GIVEN INSTRUCTION:
Every record that follows must be duplicated exactly, with images left out.

━━━

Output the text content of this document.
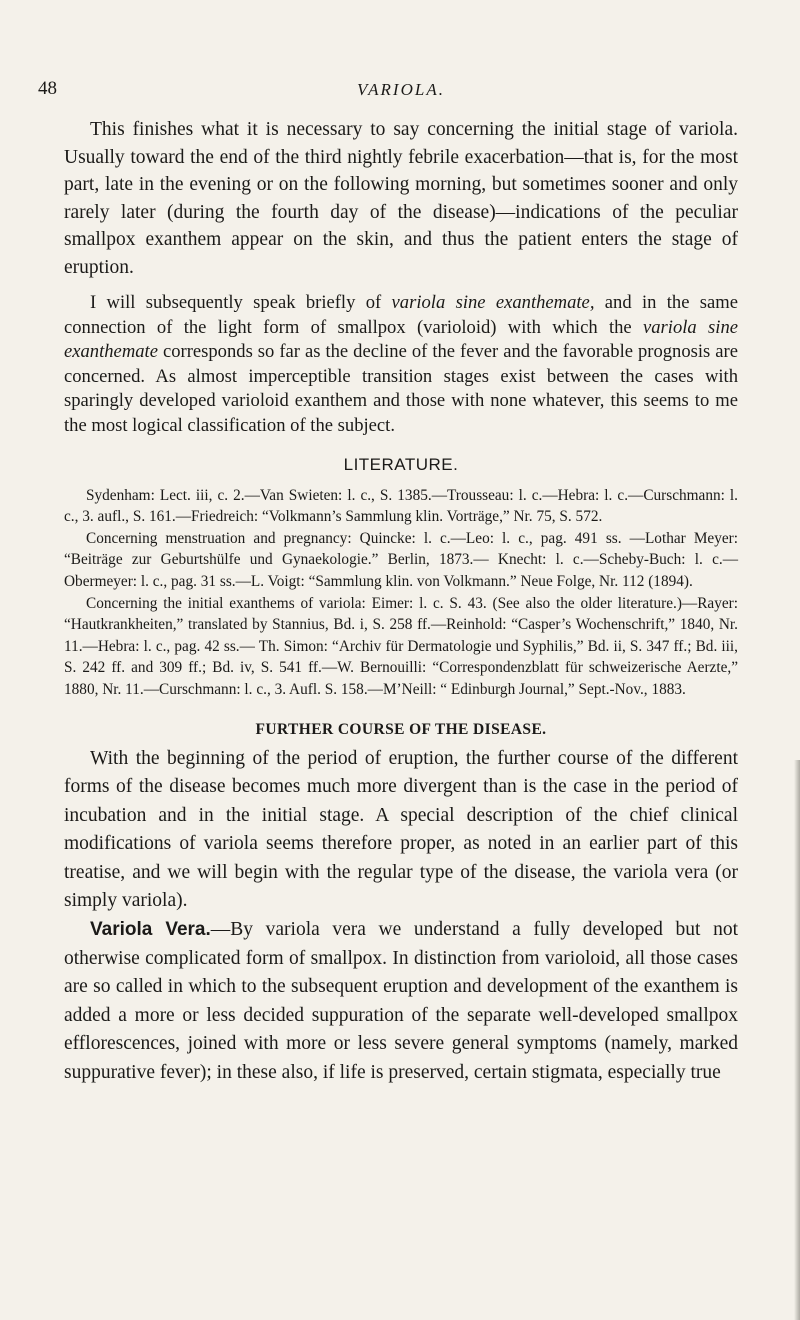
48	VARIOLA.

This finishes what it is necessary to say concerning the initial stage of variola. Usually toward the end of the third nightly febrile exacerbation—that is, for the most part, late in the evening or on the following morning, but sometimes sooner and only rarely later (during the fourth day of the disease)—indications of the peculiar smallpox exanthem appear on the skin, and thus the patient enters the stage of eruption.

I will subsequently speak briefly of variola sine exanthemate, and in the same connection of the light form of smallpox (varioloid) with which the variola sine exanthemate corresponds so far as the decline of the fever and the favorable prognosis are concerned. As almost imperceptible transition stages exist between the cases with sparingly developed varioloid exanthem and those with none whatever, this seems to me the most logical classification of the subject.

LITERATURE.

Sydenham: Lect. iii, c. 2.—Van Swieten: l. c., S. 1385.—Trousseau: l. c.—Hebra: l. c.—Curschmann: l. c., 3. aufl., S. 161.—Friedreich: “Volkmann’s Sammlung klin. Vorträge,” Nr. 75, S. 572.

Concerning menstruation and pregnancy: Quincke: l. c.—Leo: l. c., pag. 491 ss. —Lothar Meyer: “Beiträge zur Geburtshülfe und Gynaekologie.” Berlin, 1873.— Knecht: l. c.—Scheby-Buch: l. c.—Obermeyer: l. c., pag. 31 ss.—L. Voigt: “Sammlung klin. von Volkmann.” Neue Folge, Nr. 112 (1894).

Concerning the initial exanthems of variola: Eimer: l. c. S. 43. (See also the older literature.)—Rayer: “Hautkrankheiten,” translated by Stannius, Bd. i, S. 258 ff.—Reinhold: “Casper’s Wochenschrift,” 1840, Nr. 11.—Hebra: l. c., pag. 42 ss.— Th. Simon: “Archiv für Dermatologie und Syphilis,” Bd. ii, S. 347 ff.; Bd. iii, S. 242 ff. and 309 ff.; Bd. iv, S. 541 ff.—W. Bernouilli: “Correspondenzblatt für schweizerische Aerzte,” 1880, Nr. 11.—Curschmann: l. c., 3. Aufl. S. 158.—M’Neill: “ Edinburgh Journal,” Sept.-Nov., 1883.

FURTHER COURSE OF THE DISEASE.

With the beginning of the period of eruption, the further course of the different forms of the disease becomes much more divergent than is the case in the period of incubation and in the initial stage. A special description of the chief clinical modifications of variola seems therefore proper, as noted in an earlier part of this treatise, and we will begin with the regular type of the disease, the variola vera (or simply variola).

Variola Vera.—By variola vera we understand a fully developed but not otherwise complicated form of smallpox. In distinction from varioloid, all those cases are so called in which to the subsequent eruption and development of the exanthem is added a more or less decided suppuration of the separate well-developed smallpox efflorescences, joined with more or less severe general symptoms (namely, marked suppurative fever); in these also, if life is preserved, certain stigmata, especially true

━━━

RESULT:
Output the text content of this document.
48	VARIOLA.

This finishes what it is necessary to say concerning the initial stage of variola. Usually toward the end of the third nightly febrile exacerbation—that is, for the most part, late in the evening or on the following morning, but sometimes sooner and only rarely later (during the fourth day of the disease)—indications of the peculiar smallpox exanthem appear on the skin, and thus the patient enters the stage of eruption.

I will subsequently speak briefly of variola sine exanthemate, and in the same connection of the light form of smallpox (varioloid) with which the variola sine exanthemate corresponds so far as the decline of the fever and the favorable prognosis are concerned. As almost imperceptible transition stages exist between the cases with sparingly developed varioloid exanthem and those with none whatever, this seems to me the most logical classification of the subject.

LITERATURE.

Sydenham: Lect. iii, c. 2.—Van Swieten: l. c., S. 1385.—Trousseau: l. c.—Hebra: l. c.—Curschmann: l. c., 3. aufl., S. 161.—Friedreich: “Volkmann’s Sammlung klin. Vorträge,” Nr. 75, S. 572.

Concerning menstruation and pregnancy: Quincke: l. c.—Leo: l. c., pag. 491 ss. —Lothar Meyer: “Beiträge zur Geburtshülfe und Gynaekologie.” Berlin, 1873.— Knecht: l. c.—Scheby-Buch: l. c.—Obermeyer: l. c., pag. 31 ss.—L. Voigt: “Sammlung klin. von Volkmann.” Neue Folge, Nr. 112 (1894).

Concerning the initial exanthems of variola: Eimer: l. c. S. 43. (See also the older literature.)—Rayer: “Hautkrankheiten,” translated by Stannius, Bd. i, S. 258 ff.—Reinhold: “Casper’s Wochenschrift,” 1840, Nr. 11.—Hebra: l. c., pag. 42 ss.— Th. Simon: “Archiv für Dermatologie und Syphilis,” Bd. ii, S. 347 ff.; Bd. iii, S. 242 ff. and 309 ff.; Bd. iv, S. 541 ff.—W. Bernouilli: “Correspondenzblatt für schweizerische Aerzte,” 1880, Nr. 11.—Curschmann: l. c., 3. Aufl. S. 158.—M’Neill: “ Edinburgh Journal,” Sept.-Nov., 1883.

FURTHER COURSE OF THE DISEASE.

With the beginning of the period of eruption, the further course of the different forms of the disease becomes much more divergent than is the case in the period of incubation and in the initial stage. A special description of the chief clinical modifications of variola seems therefore proper, as noted in an earlier part of this treatise, and we will begin with the regular type of the disease, the variola vera (or simply variola).

Variola Vera.—By variola vera we understand a fully developed but not otherwise complicated form of smallpox. In distinction from varioloid, all those cases are so called in which to the subsequent eruption and development of the exanthem is added a more or less decided suppuration of the separate well-developed smallpox efflorescences, joined with more or less severe general symptoms (namely, marked suppurative fever); in these also, if life is preserved, certain stigmata, especially true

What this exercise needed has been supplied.